*YOUR GOAL*: Look over the entries that follow and work out how many lines contain "kind". State the number only.

*ENTRIES PROVIDED*:
◆ ◆ ◆

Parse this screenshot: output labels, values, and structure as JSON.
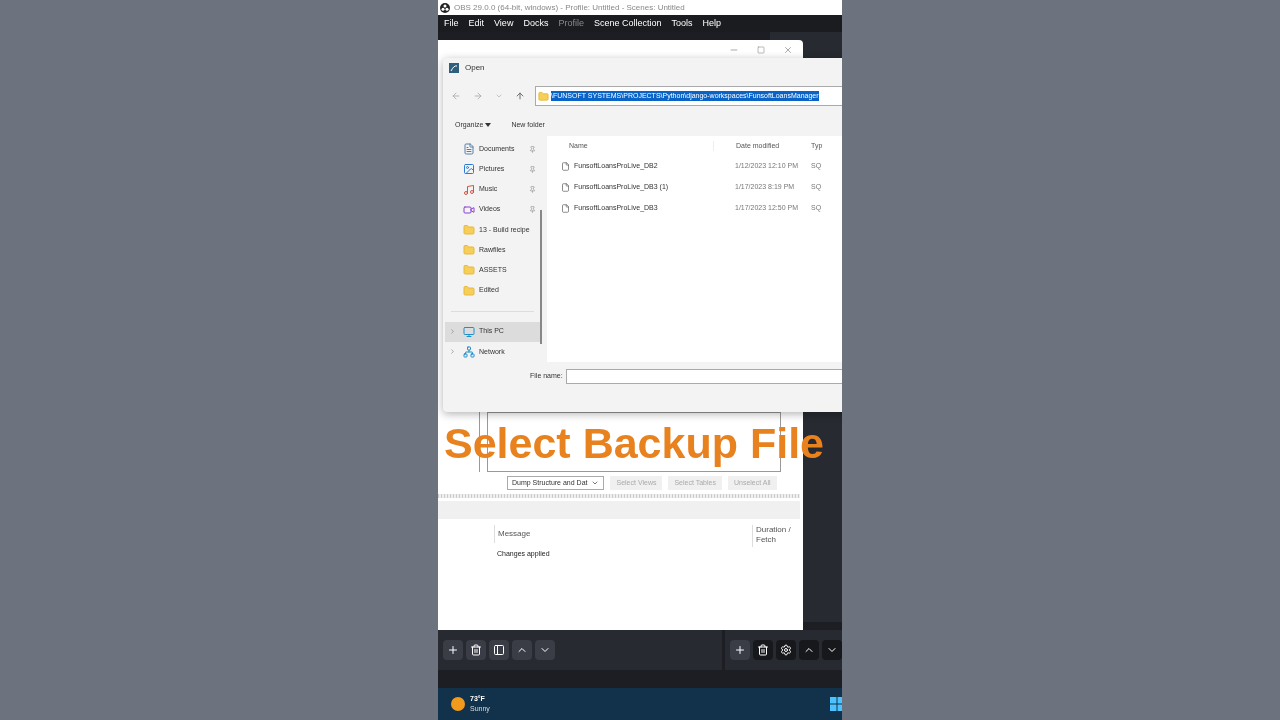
{
  "obs_window": {
    "title": "OBS 29.0.0 (64-bit, windows) - Profile: Untitled - Scenes: Untitled",
    "menu": [
      {
        "label": "File",
        "disabled": false
      },
      {
        "label": "Edit",
        "disabled": false
      },
      {
        "label": "View",
        "disabled": false
      },
      {
        "label": "Docks",
        "disabled": false
      },
      {
        "label": "Profile",
        "disabled": true
      },
      {
        "label": "Scene Collection",
        "disabled": false
      },
      {
        "label": "Tools",
        "disabled": false
      },
      {
        "label": "Help",
        "disabled": false
      }
    ]
  },
  "background_window": {
    "dump_mode": "Dump Structure and Dat",
    "buttons": [
      "Select Views",
      "Select Tables",
      "Unselect All"
    ],
    "output_columns": [
      "Message",
      "Duration / Fetch"
    ],
    "output_rows": [
      {
        "message": "Changes applied"
      }
    ]
  },
  "open_dialog": {
    "title": "Open",
    "address": "\\FUNSOFT SYSTEMS\\PROJECTS\\Python\\django-workspaces\\FunsoftLoansManager",
    "toolbar": [
      {
        "label": "Organize",
        "kind": "menu"
      },
      {
        "label": "New folder",
        "kind": "button"
      }
    ],
    "nav_pane": [
      {
        "label": "Documents",
        "kind": "documents",
        "pinned": true,
        "selected": false,
        "expandable": false
      },
      {
        "label": "Pictures",
        "kind": "pictures",
        "pinned": true,
        "selected": false,
        "expandable": false
      },
      {
        "label": "Music",
        "kind": "music",
        "pinned": true,
        "selected": false,
        "expandable": false
      },
      {
        "label": "Videos",
        "kind": "videos",
        "pinned": true,
        "selected": false,
        "expandable": false
      },
      {
        "label": "13 - Build recipe",
        "kind": "folder",
        "pinned": false,
        "selected": false,
        "expandable": false
      },
      {
        "label": "Rawfiles",
        "kind": "folder",
        "pinned": false,
        "selected": false,
        "expandable": false
      },
      {
        "label": "ASSETS",
        "kind": "folder",
        "pinned": false,
        "selected": false,
        "expandable": false
      },
      {
        "label": "Edited",
        "kind": "folder",
        "pinned": false,
        "selected": false,
        "expandable": false
      },
      {
        "label": "This PC",
        "kind": "pc",
        "pinned": false,
        "selected": true,
        "expandable": true
      },
      {
        "label": "Network",
        "kind": "network",
        "pinned": false,
        "selected": false,
        "expandable": true
      }
    ],
    "columns": [
      "Name",
      "Date modified",
      "Typ"
    ],
    "files": [
      {
        "name": "FunsoftLoansProLive_DB2",
        "date_modified": "1/12/2023 12:10 PM",
        "type": "SQ"
      },
      {
        "name": "FunsoftLoansProLive_DB3 (1)",
        "date_modified": "1/17/2023 8:19 PM",
        "type": "SQ"
      },
      {
        "name": "FunsoftLoansProLive_DB3",
        "date_modified": "1/17/2023 12:50 PM",
        "type": "SQ"
      }
    ],
    "file_name_label": "File name:"
  },
  "caption": "Select Backup File",
  "taskbar": {
    "temperature": "73°F",
    "condition": "Sunny"
  }
}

◆ ◆ ◆

*IN RESPONSE*: 12